• **Goal of the exercise**
Reproduce the records below in full and exactly, without their images.

• **Source material**
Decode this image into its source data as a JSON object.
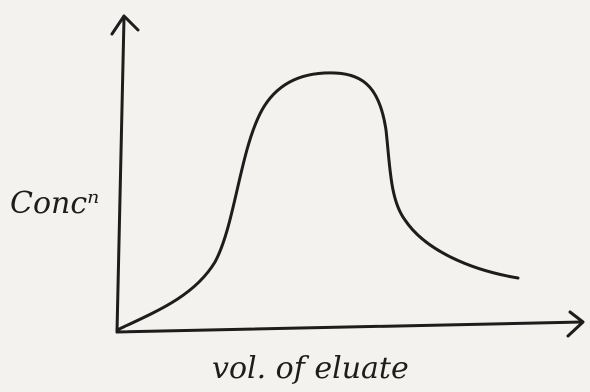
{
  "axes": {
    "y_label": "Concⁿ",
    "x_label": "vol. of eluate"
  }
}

• **Solution to the problem**
Decode this image into its source data as a JSON object.
{
  "axes": {
    "y_label": "Concⁿ",
    "x_label": "vol. of eluate"
  }
}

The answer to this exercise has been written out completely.